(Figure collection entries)
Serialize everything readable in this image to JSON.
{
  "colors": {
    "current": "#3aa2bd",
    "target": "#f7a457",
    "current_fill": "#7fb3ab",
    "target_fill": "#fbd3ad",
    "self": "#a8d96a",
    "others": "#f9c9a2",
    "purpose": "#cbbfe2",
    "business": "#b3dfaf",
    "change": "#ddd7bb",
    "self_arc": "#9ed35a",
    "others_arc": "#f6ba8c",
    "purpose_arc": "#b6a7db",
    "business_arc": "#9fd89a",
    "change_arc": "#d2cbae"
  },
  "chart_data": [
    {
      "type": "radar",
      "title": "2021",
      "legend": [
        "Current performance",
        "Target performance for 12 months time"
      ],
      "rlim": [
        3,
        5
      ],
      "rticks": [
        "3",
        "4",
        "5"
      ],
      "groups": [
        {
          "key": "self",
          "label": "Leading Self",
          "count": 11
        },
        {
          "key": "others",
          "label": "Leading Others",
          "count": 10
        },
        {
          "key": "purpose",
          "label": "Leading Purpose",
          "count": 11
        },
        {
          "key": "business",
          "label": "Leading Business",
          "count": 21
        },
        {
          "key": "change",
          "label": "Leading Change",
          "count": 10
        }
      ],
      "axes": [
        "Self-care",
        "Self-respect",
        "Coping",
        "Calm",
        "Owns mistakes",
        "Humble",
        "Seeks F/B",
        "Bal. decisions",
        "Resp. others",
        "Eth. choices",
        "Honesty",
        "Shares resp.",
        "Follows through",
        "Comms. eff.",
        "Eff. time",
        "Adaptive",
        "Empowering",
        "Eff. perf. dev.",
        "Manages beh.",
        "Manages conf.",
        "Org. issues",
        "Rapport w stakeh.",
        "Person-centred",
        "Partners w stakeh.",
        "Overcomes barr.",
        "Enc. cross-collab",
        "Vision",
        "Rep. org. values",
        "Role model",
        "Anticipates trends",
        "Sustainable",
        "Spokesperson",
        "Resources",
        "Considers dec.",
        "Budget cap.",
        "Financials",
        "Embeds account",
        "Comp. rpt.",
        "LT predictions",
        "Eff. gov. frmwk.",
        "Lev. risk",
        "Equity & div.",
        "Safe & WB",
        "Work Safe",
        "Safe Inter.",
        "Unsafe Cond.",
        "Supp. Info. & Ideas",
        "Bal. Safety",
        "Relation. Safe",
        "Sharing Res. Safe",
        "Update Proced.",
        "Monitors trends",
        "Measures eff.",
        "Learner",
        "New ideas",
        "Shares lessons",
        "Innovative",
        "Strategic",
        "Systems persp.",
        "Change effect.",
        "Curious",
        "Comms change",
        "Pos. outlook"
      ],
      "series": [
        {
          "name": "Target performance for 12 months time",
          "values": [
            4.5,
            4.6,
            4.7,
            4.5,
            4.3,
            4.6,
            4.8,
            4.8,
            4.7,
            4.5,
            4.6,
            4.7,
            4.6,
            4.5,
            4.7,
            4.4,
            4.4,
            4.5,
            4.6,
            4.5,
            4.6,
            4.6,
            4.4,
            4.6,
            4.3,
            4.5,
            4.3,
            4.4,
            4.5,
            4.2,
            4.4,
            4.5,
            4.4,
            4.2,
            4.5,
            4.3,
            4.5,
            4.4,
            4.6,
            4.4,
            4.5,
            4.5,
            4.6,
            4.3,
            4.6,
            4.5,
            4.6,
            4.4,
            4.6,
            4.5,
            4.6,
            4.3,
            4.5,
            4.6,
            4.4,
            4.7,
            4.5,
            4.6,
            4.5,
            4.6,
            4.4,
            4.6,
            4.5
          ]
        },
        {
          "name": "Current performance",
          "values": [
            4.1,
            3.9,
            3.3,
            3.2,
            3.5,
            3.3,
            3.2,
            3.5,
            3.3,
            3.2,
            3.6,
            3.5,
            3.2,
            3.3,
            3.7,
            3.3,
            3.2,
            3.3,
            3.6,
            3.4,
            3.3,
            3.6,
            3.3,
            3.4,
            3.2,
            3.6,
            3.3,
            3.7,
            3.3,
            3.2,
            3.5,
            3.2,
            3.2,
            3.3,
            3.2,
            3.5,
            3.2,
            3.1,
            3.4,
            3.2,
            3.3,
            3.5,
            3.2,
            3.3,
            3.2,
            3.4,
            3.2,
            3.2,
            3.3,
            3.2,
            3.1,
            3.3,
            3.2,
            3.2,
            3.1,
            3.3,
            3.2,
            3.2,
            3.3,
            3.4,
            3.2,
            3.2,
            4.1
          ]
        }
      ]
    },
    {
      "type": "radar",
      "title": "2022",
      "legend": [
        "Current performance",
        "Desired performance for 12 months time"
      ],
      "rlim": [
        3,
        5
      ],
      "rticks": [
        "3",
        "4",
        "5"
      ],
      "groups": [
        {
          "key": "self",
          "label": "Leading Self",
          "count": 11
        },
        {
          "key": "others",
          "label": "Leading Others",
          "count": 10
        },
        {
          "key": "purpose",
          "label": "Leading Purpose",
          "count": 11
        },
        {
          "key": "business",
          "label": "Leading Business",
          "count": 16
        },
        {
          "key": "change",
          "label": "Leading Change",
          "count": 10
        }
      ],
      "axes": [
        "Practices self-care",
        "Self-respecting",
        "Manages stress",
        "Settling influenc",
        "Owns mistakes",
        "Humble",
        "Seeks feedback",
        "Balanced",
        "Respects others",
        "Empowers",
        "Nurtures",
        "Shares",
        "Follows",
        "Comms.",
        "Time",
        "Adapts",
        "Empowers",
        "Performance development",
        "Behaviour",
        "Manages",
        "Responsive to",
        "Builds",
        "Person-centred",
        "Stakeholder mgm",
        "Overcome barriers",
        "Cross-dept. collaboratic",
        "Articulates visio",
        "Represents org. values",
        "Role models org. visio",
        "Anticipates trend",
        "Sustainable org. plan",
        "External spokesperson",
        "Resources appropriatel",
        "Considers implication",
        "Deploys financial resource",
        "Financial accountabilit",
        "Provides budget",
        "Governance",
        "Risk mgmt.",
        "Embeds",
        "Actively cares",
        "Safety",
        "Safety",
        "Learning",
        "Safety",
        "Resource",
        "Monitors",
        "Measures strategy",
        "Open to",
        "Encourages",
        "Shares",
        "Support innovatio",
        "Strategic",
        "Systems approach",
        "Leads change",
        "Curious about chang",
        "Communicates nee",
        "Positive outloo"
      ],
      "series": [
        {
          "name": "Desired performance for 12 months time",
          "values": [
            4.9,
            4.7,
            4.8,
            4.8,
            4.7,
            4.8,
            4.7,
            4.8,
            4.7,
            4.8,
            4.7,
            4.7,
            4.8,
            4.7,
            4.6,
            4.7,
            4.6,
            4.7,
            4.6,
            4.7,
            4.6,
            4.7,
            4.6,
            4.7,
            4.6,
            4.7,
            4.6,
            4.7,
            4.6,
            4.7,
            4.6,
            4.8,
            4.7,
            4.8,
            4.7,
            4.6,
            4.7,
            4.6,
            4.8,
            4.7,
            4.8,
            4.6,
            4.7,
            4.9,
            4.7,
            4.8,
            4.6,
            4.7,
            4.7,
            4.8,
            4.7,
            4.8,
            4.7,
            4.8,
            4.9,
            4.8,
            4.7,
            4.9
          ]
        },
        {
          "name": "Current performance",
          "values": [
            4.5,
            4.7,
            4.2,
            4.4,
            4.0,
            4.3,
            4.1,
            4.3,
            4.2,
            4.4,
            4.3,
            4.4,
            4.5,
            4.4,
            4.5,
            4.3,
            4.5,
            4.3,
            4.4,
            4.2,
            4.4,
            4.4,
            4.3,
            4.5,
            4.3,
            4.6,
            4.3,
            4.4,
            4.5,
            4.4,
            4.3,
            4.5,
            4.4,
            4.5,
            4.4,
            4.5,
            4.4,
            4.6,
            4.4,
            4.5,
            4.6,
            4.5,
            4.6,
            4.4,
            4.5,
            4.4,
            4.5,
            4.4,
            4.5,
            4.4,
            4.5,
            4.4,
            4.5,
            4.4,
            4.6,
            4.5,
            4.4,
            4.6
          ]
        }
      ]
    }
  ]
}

:: WHAT TO DO ::
All lines above containing the string "name" are to be collected.

:: SOLUTION ::
          "name": "Target performance for 12 months time",
          "name": "Current performance",
          "name": "Desired performance for 12 months time",
          "name": "Current performance",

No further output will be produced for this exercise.